**What the task asks:**
Give only a count of the lines that include the string "Siikajoen".

Source records:
## Start
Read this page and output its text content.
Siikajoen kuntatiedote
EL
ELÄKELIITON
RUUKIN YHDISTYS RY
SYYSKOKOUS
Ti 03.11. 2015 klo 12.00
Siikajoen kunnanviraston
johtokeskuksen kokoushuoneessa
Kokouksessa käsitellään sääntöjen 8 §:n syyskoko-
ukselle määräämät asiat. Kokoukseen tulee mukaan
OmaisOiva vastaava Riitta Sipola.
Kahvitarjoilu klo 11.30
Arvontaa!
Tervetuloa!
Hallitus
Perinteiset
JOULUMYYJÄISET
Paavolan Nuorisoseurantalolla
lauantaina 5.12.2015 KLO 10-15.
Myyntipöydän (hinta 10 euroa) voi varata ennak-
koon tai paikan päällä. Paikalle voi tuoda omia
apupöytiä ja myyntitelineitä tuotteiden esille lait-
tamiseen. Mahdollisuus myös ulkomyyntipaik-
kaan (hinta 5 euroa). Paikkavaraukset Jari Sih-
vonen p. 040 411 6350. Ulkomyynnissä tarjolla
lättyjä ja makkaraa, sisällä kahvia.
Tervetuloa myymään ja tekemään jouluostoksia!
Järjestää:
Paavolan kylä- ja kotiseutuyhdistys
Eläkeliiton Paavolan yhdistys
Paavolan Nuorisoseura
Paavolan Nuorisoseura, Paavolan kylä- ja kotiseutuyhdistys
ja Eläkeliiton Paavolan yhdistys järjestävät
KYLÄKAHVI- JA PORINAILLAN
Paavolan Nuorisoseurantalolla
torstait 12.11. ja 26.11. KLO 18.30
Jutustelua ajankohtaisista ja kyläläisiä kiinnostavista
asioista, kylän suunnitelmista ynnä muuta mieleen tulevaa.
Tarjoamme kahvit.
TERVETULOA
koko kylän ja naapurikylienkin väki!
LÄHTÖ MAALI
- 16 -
## End
**Answer to the problem:**
2